Description of the task - Write the entries below out again exactly; any picture in them stays out.
-- START OF Supplied information --
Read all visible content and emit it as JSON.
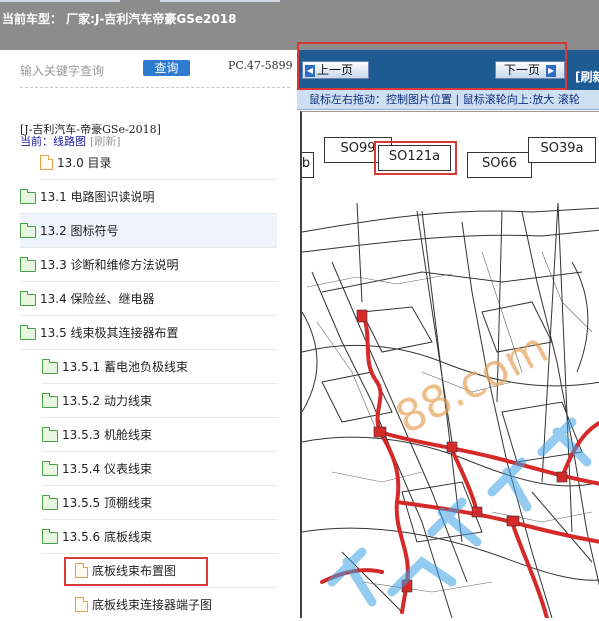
{
  "header": {
    "title": "当前车型：  厂家:J-吉利汽车帝豪GSe2018"
  },
  "search": {
    "hint": "输入关键字查询",
    "button": "查询",
    "pc_code": "PC.47-5899"
  },
  "vehicle": {
    "name": "[J-吉利汽车-帝豪GSe-2018]",
    "current_label": "当前：线路图",
    "refresh_label": "[刷新]"
  },
  "tree": [
    {
      "label": "13.0 目录"
    },
    {
      "label": "13.1 电路图识读说明"
    },
    {
      "label": "13.2 图标符号"
    },
    {
      "label": "13.3 诊断和维修方法说明"
    },
    {
      "label": "13.4 保险丝、继电器"
    },
    {
      "label": "13.5 线束极其连接器布置"
    },
    {
      "label": "13.5.1 蓄电池负极线束"
    },
    {
      "label": "13.5.2 动力线束"
    },
    {
      "label": "13.5.3 机舱线束"
    },
    {
      "label": "13.5.4 仪表线束"
    },
    {
      "label": "13.5.5 顶棚线束"
    },
    {
      "label": "13.5.6 底板线束"
    },
    {
      "label": "底板线束布置图"
    },
    {
      "label": "底板线束连接器端子图"
    }
  ],
  "viewer": {
    "prev_label": "上一页",
    "next_label": "下一页",
    "refresh_label": "[刷新",
    "hint": "鼠标左右拖动：控制图片位置 | 鼠标滚轮向上:放大  滚轮",
    "connector_labels": [
      "SO99",
      "SO121a",
      "SO66",
      "SO39a",
      "b"
    ],
    "watermark": "88.com"
  },
  "colors": {
    "header_bg": "#8c8c8c",
    "nav_bg": "#1e5b92",
    "accent": "#2e7cd0",
    "highlight_box": "#d83a3a",
    "harness": "#d42a2a"
  }
}
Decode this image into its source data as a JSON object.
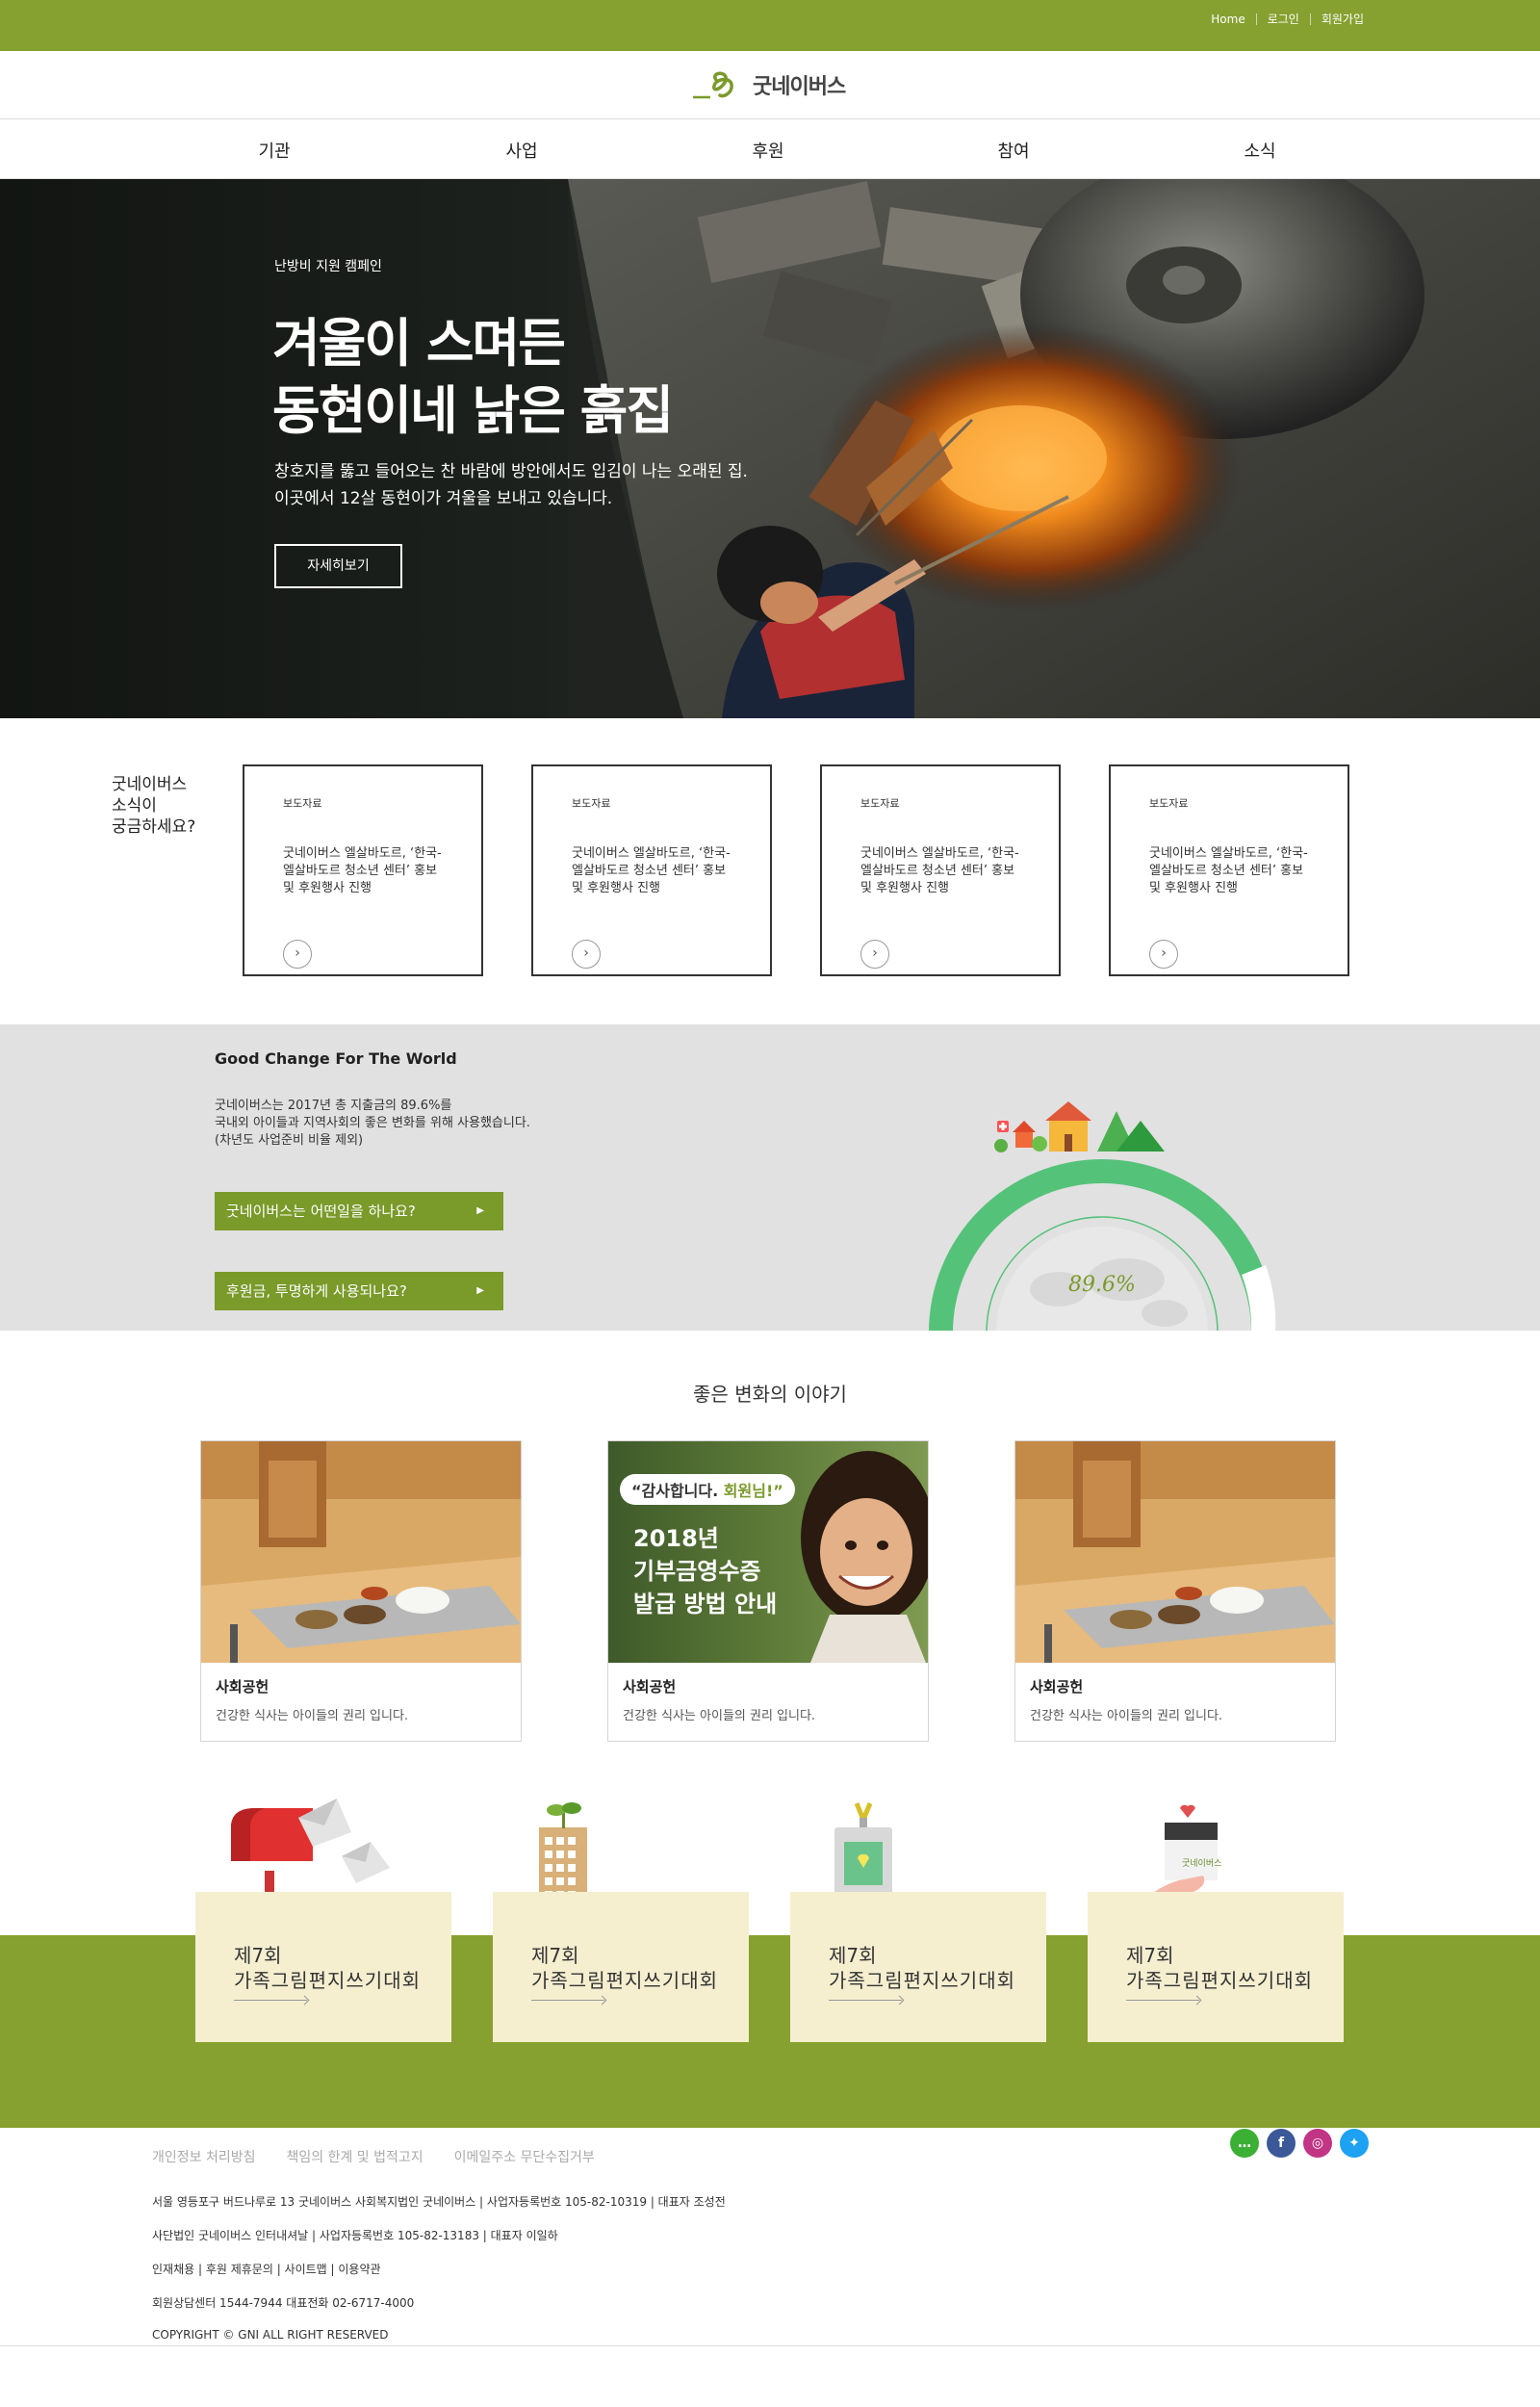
{
  "topbar": {
    "links": [
      "Home",
      "로그인",
      "회원가입"
    ]
  },
  "logo": {
    "text": "굿네이버스"
  },
  "nav": {
    "items": [
      "기관",
      "사업",
      "후원",
      "참여",
      "소식"
    ]
  },
  "hero": {
    "kicker": "난방비 지원 캠페인",
    "title_line1": "겨울이 스며든",
    "title_line2": "동현이네 낡은 흙집",
    "desc_line1": "창호지를 뚫고 들어오는 찬 바람에 방안에서도 입김이 나는 오래된 집.",
    "desc_line2": "이곳에서 12살 동현이가 겨울을 보내고 있습니다.",
    "button": "자세히보기"
  },
  "news": {
    "heading_line1": "굿네이버스",
    "heading_line2": "소식이",
    "heading_line3": "궁금하세요?",
    "cards": [
      {
        "tag": "보도자료",
        "text": "굿네이버스 엘살바도르, ‘한국-엘살바도르 청소년 센터’ 홍보 및 후원행사 진행"
      },
      {
        "tag": "보도자료",
        "text": "굿네이버스 엘살바도르, ‘한국-엘살바도르 청소년 센터’ 홍보 및 후원행사 진행"
      },
      {
        "tag": "보도자료",
        "text": "굿네이버스 엘살바도르, ‘한국-엘살바도르 청소년 센터’ 홍보 및 후원행사 진행"
      },
      {
        "tag": "보도자료",
        "text": "굿네이버스 엘살바도르, ‘한국-엘살바도르 청소년 센터’ 홍보 및 후원행사 진행"
      }
    ]
  },
  "impact": {
    "title": "Good Change For The World",
    "desc_line1": "굿네이버스는 2017년 총 지출금의 89.6%를",
    "desc_line2": "국내외 아이들과 지역사회의 좋은 변화를 위해 사용했습니다.",
    "desc_line3": "(차년도 사업준비 비율 제외)",
    "button1": "굿네이버스는 어떤일을 하나요?",
    "button2": "후원금, 투명하게 사용되나요?",
    "percent_label": "89.6%",
    "percent_value": 89.6
  },
  "stories": {
    "title": "좋은 변화의 이야기",
    "cards": [
      {
        "category": "사회공헌",
        "text": "건강한 식사는 아이들의 권리 입니다."
      },
      {
        "category": "사회공헌",
        "text": "건강한 식사는 아이들의 권리 입니다.",
        "banner_quote": "“감사합니다.",
        "banner_quote_accent": "회원님!”",
        "banner_line1": "2018년",
        "banner_line2": "기부금영수증",
        "banner_line3": "발급 방법 안내"
      },
      {
        "category": "사회공헌",
        "text": "건강한 식사는 아이들의 권리 입니다."
      }
    ]
  },
  "contest": {
    "cards": [
      {
        "line1": "제7회",
        "line2": "가족그림편지쓰기대회",
        "icon": "mailbox-icon"
      },
      {
        "line1": "제7회",
        "line2": "가족그림편지쓰기대회",
        "icon": "building-plant-icon"
      },
      {
        "line1": "제7회",
        "line2": "가족그림편지쓰기대회",
        "icon": "id-badge-icon"
      },
      {
        "line1": "제7회",
        "line2": "가족그림편지쓰기대회",
        "icon": "giving-hand-icon"
      }
    ]
  },
  "footer": {
    "links": [
      "개인정보 처리방침",
      "책임의 한계 및 법적고지",
      "이메일주소 무단수집거부"
    ],
    "line1": "서울 영등포구 버드나루로 13 굿네이버스 사회복지법인 굿네이버스 | 사업자등록번호 105-82-10319 | 대표자 조성전",
    "line2": "사단법인 굿네이버스 인터내셔날 | 사업자등록번호 105-82-13183 | 대표자 이일하",
    "line3": "인재채용 | 후원 제휴문의 | 사이트맵 | 이용약관",
    "line4": "회원상담센터 1544-7944 대표전화 02-6717-4000",
    "line5": "COPYRIGHT © GNI ALL RIGHT RESERVED",
    "sns": [
      "talk-icon",
      "facebook-icon",
      "instagram-icon",
      "twitter-icon"
    ],
    "sns_colors": [
      "#3cb034",
      "#3b5998",
      "#c13584",
      "#1da1f2"
    ]
  }
}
-- END OF Supplied information --
Solution to this exercise -
Read all visible content and emit it as JSON.
{
  "header": {
    "title": "当前车型：  厂家:J-吉利汽车帝豪GSe2018"
  },
  "search": {
    "hint": "输入关键字查询",
    "button": "查询",
    "pc_code": "PC.47-5899"
  },
  "vehicle": {
    "name": "[J-吉利汽车-帝豪GSe-2018]",
    "current_label": "当前：线路图",
    "refresh_label": "[刷新]"
  },
  "tree": [
    {
      "label": "13.0 目录"
    },
    {
      "label": "13.1 电路图识读说明"
    },
    {
      "label": "13.2 图标符号"
    },
    {
      "label": "13.3 诊断和维修方法说明"
    },
    {
      "label": "13.4 保险丝、继电器"
    },
    {
      "label": "13.5 线束极其连接器布置"
    },
    {
      "label": "13.5.1 蓄电池负极线束"
    },
    {
      "label": "13.5.2 动力线束"
    },
    {
      "label": "13.5.3 机舱线束"
    },
    {
      "label": "13.5.4 仪表线束"
    },
    {
      "label": "13.5.5 顶棚线束"
    },
    {
      "label": "13.5.6 底板线束"
    },
    {
      "label": "底板线束布置图"
    },
    {
      "label": "底板线束连接器端子图"
    }
  ],
  "viewer": {
    "prev_label": "上一页",
    "next_label": "下一页",
    "refresh_label": "[刷新",
    "hint": "鼠标左右拖动：控制图片位置 | 鼠标滚轮向上:放大  滚轮",
    "connector_labels": [
      "SO99",
      "SO121a",
      "SO66",
      "SO39a",
      "b"
    ],
    "watermark": "88.com"
  },
  "colors": {
    "header_bg": "#8c8c8c",
    "nav_bg": "#1e5b92",
    "accent": "#2e7cd0",
    "highlight_box": "#d83a3a",
    "harness": "#d42a2a"
  }
}
Decode this image into its source data as a JSON object.
{
  "topbar": {
    "links": [
      "Home",
      "로그인",
      "회원가입"
    ]
  },
  "logo": {
    "text": "굿네이버스"
  },
  "nav": {
    "items": [
      "기관",
      "사업",
      "후원",
      "참여",
      "소식"
    ]
  },
  "hero": {
    "kicker": "난방비 지원 캠페인",
    "title_line1": "겨울이 스며든",
    "title_line2": "동현이네 낡은 흙집",
    "desc_line1": "창호지를 뚫고 들어오는 찬 바람에 방안에서도 입김이 나는 오래된 집.",
    "desc_line2": "이곳에서 12살 동현이가 겨울을 보내고 있습니다.",
    "button": "자세히보기"
  },
  "news": {
    "heading_line1": "굿네이버스",
    "heading_line2": "소식이",
    "heading_line3": "궁금하세요?",
    "cards": [
      {
        "tag": "보도자료",
        "text": "굿네이버스 엘살바도르, ‘한국-엘살바도르 청소년 센터’ 홍보 및 후원행사 진행"
      },
      {
        "tag": "보도자료",
        "text": "굿네이버스 엘살바도르, ‘한국-엘살바도르 청소년 센터’ 홍보 및 후원행사 진행"
      },
      {
        "tag": "보도자료",
        "text": "굿네이버스 엘살바도르, ‘한국-엘살바도르 청소년 센터’ 홍보 및 후원행사 진행"
      },
      {
        "tag": "보도자료",
        "text": "굿네이버스 엘살바도르, ‘한국-엘살바도르 청소년 센터’ 홍보 및 후원행사 진행"
      }
    ]
  },
  "impact": {
    "title": "Good Change For The World",
    "desc_line1": "굿네이버스는 2017년 총 지출금의 89.6%를",
    "desc_line2": "국내외 아이들과 지역사회의 좋은 변화를 위해 사용했습니다.",
    "desc_line3": "(차년도 사업준비 비율 제외)",
    "button1": "굿네이버스는 어떤일을 하나요?",
    "button2": "후원금, 투명하게 사용되나요?",
    "percent_label": "89.6%",
    "percent_value": 89.6
  },
  "stories": {
    "title": "좋은 변화의 이야기",
    "cards": [
      {
        "category": "사회공헌",
        "text": "건강한 식사는 아이들의 권리 입니다."
      },
      {
        "category": "사회공헌",
        "text": "건강한 식사는 아이들의 권리 입니다.",
        "banner_quote": "“감사합니다.",
        "banner_quote_accent": "회원님!”",
        "banner_line1": "2018년",
        "banner_line2": "기부금영수증",
        "banner_line3": "발급 방법 안내"
      },
      {
        "category": "사회공헌",
        "text": "건강한 식사는 아이들의 권리 입니다."
      }
    ]
  },
  "contest": {
    "cards": [
      {
        "line1": "제7회",
        "line2": "가족그림편지쓰기대회",
        "icon": "mailbox-icon"
      },
      {
        "line1": "제7회",
        "line2": "가족그림편지쓰기대회",
        "icon": "building-plant-icon"
      },
      {
        "line1": "제7회",
        "line2": "가족그림편지쓰기대회",
        "icon": "id-badge-icon"
      },
      {
        "line1": "제7회",
        "line2": "가족그림편지쓰기대회",
        "icon": "giving-hand-icon"
      }
    ]
  },
  "footer": {
    "links": [
      "개인정보 처리방침",
      "책임의 한계 및 법적고지",
      "이메일주소 무단수집거부"
    ],
    "line1": "서울 영등포구 버드나루로 13 굿네이버스 사회복지법인 굿네이버스 | 사업자등록번호 105-82-10319 | 대표자 조성전",
    "line2": "사단법인 굿네이버스 인터내셔날 | 사업자등록번호 105-82-13183 | 대표자 이일하",
    "line3": "인재채용 | 후원 제휴문의 | 사이트맵 | 이용약관",
    "line4": "회원상담센터 1544-7944 대표전화 02-6717-4000",
    "line5": "COPYRIGHT © GNI ALL RIGHT RESERVED",
    "sns": [
      "talk-icon",
      "facebook-icon",
      "instagram-icon",
      "twitter-icon"
    ],
    "sns_colors": [
      "#3cb034",
      "#3b5998",
      "#c13584",
      "#1da1f2"
    ]
  }
}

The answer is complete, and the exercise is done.